* **What is being asked**: Extract every line that contains the word "часах".

* **Available records**:
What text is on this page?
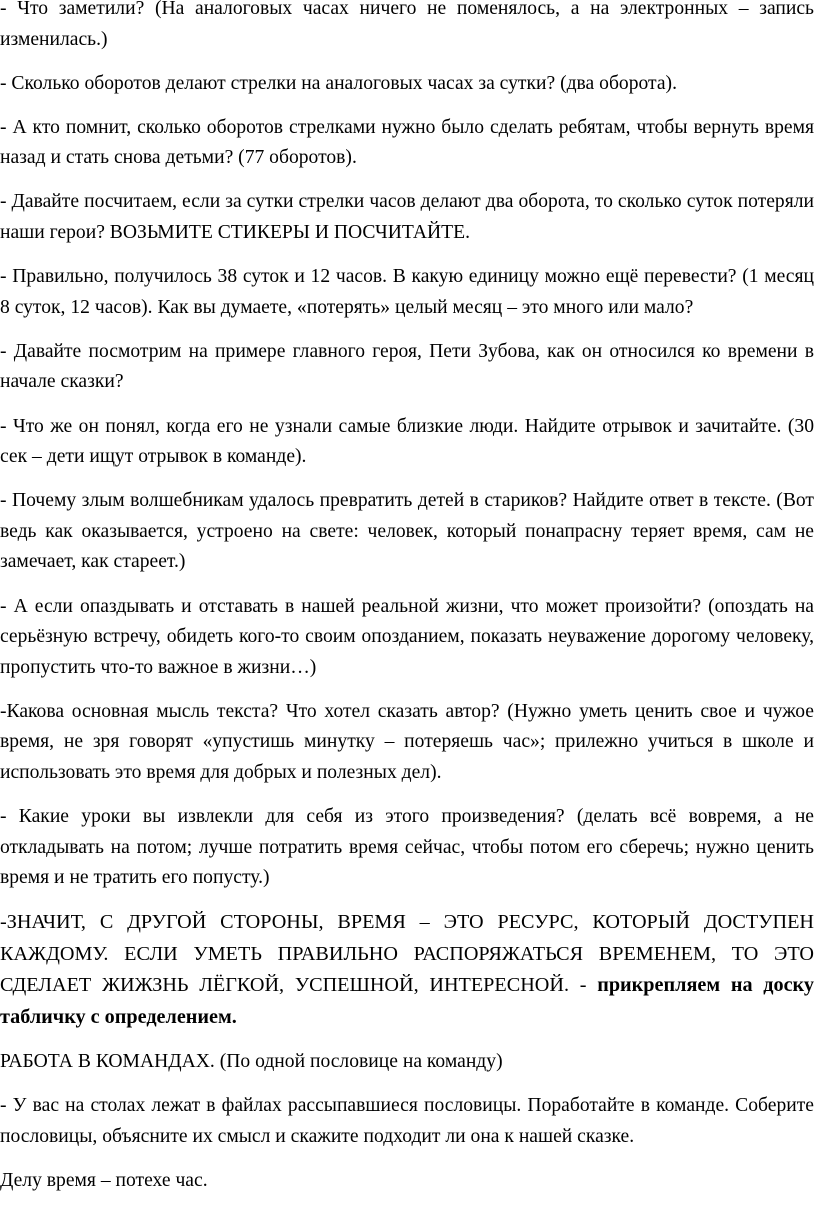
- Что заметили? (На аналоговых часах ничего не поменялось, а на электронных – запись изменилась.)

- Сколько оборотов делают стрелки на аналоговых часах за сутки? (два оборота).

- А кто помнит, сколько оборотов стрелками нужно было сделать ребятам, чтобы вернуть время назад и стать снова детьми? (77 оборотов).

- Давайте посчитаем, если за сутки стрелки часов делают два оборота, то сколько суток потеряли наши герои? ВОЗЬМИТЕ СТИКЕРЫ И ПОСЧИТАЙТЕ.

- Правильно, получилось 38 суток и 12 часов. В какую единицу можно ещё перевести? (1 месяц 8 суток, 12 часов). Как вы думаете, «потерять» целый месяц – это много или мало?

- Давайте посмотрим на примере главного героя, Пети Зубова, как он относился ко времени в начале сказки?

- Что же он понял, когда его не узнали самые близкие люди. Найдите отрывок и зачитайте. (30 сек – дети ищут отрывок в команде).

- Почему злым волшебникам удалось превратить детей в стариков? Найдите ответ в тексте. (Вот ведь как оказывается, устроено на свете: человек, который понапрасну теряет время, сам не замечает, как стареет.)

- А если опаздывать и отставать в нашей реальной жизни, что может произойти? (опоздать на серьёзную встречу, обидеть кого-то своим опозданием, показать неуважение дорогому человеку, пропустить что-то важное в жизни…)

-Какова основная мысль текста? Что хотел сказать автор? (Нужно уметь ценить свое и чужое время, не зря говорят «упустишь минутку – потеряешь час»; прилежно учиться в школе и использовать это время для добрых и полезных дел).

- Какие уроки вы извлекли для себя из этого произведения? (делать всё вовремя, а не откладывать на потом; лучше потратить время сейчас, чтобы потом его сберечь; нужно ценить время и не тратить его попусту.)

-ЗНАЧИТ, С ДРУГОЙ СТОРОНЫ, ВРЕМЯ – ЭТО РЕСУРС, КОТОРЫЙ ДОСТУПЕН КАЖДОМУ. ЕСЛИ УМЕТЬ ПРАВИЛЬНО РАСПОРЯЖАТЬСЯ ВРЕМЕНЕМ, ТО ЭТО СДЕЛАЕТ ЖИЖЗНЬ ЛЁГКОЙ, УСПЕШНОЙ, ИНТЕРЕСНОЙ. - прикрепляем на доску табличку с определением.

РАБОТА В КОМАНДАХ. (По одной пословице на команду)

- У вас на столах лежат в файлах рассыпавшиеся пословицы. Поработайте в команде. Соберите пословицы, объясните их смысл и скажите подходит ли она к нашей сказке.

Делу время – потехе час.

* **Final result**:
- Что заметили? (На аналоговых часах ничего не поменялось, а на электронных – запись изменилась.)
- Сколько оборотов делают стрелки на аналоговых часах за сутки? (два оборота).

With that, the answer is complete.